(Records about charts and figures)

— start —

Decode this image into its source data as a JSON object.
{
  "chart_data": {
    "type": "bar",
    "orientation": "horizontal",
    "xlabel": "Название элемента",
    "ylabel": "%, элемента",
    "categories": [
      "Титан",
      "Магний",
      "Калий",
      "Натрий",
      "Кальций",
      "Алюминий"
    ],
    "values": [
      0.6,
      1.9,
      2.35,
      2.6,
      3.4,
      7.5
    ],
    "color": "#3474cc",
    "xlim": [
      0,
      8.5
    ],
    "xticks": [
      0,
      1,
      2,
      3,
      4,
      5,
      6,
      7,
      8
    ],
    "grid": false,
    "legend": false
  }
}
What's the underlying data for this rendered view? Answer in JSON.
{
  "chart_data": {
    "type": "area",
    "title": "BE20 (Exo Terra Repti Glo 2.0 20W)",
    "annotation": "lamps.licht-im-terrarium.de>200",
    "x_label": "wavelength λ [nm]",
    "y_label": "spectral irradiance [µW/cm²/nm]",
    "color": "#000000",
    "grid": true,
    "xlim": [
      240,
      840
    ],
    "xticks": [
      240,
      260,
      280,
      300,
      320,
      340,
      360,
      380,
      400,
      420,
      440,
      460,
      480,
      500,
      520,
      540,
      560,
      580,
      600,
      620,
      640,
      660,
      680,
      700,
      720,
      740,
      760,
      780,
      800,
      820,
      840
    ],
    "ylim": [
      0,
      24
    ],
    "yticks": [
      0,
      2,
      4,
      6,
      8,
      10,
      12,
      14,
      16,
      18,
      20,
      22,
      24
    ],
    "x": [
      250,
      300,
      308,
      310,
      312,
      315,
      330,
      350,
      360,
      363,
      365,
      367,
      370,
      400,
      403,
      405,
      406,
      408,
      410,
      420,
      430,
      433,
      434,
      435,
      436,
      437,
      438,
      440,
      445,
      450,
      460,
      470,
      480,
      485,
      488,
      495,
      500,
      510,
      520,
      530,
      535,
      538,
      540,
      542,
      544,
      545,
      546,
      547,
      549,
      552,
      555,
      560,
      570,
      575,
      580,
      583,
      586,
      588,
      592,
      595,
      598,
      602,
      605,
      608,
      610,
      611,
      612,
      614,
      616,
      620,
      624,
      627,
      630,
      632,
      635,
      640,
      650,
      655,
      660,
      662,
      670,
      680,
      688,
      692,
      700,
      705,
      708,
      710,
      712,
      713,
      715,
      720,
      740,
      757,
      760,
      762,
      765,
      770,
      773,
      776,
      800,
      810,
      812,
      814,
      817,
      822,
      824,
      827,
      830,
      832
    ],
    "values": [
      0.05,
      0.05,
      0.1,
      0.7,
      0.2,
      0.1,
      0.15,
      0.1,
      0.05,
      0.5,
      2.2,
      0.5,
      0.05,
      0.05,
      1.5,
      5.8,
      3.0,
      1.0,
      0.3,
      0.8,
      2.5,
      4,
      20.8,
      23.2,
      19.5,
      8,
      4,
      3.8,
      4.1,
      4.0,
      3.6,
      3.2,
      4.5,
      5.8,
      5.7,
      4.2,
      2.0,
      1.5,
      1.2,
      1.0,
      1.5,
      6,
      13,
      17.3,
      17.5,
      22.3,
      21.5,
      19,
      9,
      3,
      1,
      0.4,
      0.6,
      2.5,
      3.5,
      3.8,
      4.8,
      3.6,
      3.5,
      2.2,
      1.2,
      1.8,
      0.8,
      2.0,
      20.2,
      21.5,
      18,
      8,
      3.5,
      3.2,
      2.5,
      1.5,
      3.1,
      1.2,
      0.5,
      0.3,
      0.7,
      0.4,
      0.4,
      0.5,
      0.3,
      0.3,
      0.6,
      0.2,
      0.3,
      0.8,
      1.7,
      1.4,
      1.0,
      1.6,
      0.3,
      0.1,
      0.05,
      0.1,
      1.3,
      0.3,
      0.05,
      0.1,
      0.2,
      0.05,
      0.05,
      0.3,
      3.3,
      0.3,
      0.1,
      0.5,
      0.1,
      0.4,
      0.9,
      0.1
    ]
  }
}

— end —

§ What is expected:
Copy all the lines above that hold the string "this".

§ Full output:
Decode this image into its source data as a JSON object.
What's the underlying data for this rendered view? Answer in JSON.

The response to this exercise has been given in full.